__SET PROBLEM__. Gather every line that includes the word "structured", please.

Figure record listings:

==*==

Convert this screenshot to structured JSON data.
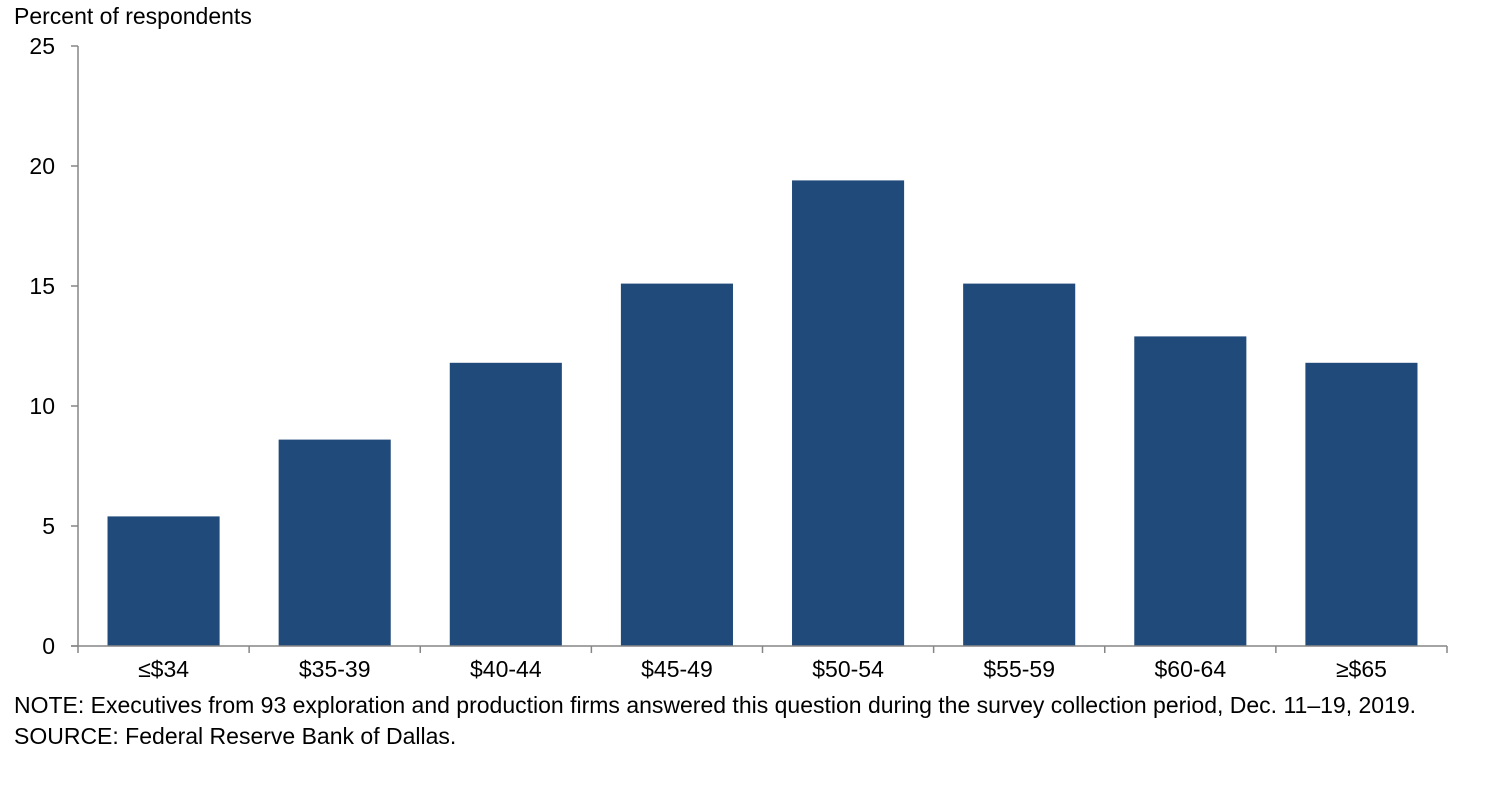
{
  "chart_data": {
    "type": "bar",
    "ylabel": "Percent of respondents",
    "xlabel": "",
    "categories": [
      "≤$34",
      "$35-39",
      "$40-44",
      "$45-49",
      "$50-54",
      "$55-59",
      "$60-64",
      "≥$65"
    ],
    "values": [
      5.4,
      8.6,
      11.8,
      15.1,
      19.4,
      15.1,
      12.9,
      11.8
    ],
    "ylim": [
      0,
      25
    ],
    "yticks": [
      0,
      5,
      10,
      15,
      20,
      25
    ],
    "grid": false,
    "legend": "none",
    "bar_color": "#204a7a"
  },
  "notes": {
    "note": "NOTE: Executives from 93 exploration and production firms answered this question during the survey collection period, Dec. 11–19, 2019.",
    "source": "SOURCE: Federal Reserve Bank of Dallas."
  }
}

==*==

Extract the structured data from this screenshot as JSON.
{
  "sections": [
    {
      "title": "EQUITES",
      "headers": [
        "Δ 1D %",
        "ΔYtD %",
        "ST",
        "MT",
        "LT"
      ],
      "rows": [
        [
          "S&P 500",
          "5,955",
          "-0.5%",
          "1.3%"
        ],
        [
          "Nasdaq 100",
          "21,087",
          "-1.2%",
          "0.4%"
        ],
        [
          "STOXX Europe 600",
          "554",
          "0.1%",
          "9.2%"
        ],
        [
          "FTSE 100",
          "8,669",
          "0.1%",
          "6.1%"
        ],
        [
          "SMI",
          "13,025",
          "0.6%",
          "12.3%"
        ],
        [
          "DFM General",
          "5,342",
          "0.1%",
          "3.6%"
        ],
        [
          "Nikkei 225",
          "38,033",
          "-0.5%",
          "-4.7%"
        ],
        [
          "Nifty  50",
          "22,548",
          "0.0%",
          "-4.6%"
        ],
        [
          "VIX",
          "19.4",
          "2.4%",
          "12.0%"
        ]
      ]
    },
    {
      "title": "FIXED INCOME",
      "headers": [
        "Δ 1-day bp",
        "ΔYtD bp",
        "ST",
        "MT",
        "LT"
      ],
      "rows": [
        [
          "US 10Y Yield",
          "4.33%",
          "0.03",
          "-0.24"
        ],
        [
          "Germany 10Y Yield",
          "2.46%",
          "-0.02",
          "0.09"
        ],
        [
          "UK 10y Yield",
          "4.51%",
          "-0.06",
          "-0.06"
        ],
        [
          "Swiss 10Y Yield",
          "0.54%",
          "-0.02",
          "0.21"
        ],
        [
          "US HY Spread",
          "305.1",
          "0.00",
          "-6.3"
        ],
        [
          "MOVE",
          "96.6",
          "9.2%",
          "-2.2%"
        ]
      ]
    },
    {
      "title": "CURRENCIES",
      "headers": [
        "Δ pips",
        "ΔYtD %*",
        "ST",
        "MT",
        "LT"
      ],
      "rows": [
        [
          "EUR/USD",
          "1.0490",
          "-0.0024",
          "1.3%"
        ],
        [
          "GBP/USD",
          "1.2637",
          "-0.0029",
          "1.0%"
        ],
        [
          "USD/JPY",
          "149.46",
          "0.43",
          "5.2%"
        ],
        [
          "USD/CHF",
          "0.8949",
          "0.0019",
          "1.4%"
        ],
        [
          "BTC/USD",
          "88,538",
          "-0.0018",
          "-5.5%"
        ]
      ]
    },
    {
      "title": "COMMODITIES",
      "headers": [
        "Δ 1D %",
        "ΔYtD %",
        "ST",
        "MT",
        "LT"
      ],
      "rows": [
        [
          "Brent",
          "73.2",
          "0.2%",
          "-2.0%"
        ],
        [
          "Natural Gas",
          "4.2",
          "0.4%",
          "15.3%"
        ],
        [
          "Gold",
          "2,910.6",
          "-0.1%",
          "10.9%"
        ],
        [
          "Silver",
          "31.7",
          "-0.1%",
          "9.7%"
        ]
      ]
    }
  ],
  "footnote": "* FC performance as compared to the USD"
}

==*==

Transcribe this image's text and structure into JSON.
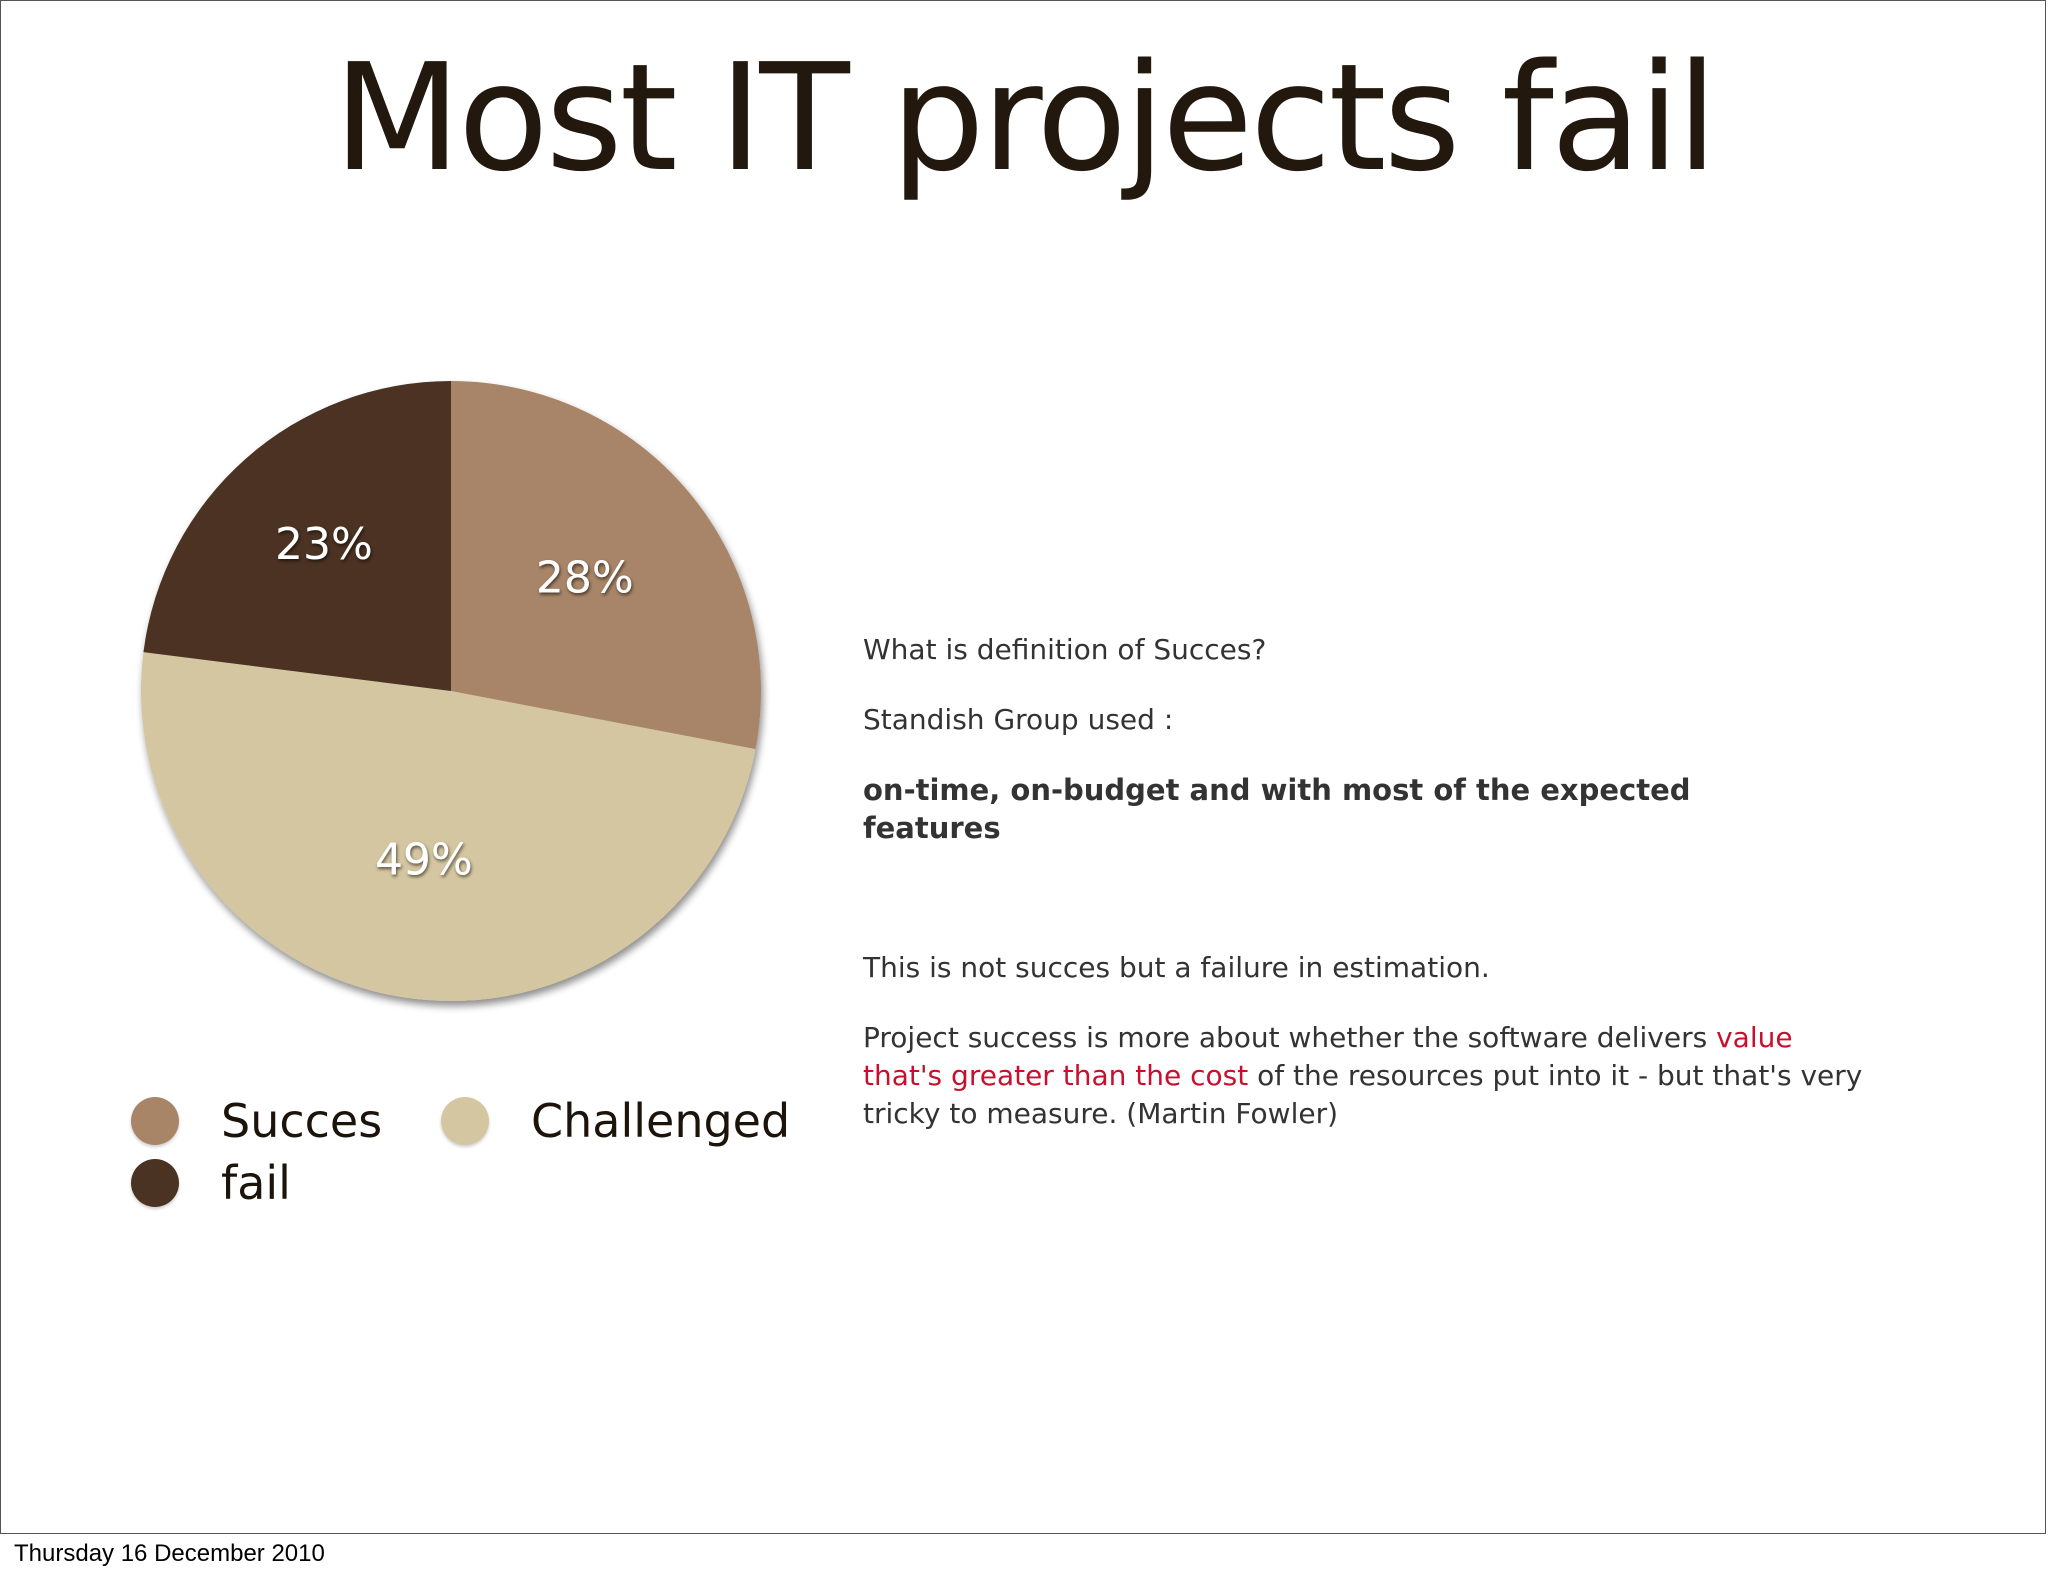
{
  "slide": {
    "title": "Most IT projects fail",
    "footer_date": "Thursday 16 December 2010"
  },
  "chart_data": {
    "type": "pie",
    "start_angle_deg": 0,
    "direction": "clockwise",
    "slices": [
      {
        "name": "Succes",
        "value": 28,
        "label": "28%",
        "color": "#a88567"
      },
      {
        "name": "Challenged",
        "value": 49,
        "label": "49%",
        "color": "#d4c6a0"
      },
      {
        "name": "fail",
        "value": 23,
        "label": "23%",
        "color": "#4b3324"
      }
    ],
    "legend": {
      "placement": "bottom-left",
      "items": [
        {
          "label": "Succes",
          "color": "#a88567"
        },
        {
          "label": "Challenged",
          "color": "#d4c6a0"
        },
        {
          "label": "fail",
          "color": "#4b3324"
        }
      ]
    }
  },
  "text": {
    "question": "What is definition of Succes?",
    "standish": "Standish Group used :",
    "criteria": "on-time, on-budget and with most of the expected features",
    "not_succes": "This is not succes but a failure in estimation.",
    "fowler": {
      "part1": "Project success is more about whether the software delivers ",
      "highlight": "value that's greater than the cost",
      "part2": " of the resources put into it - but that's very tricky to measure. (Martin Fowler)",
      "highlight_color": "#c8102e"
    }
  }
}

==*==

__RESULT BELOW__.
Convert this screenshot to structured JSON data.
Extract the structured data from this screenshot as JSON.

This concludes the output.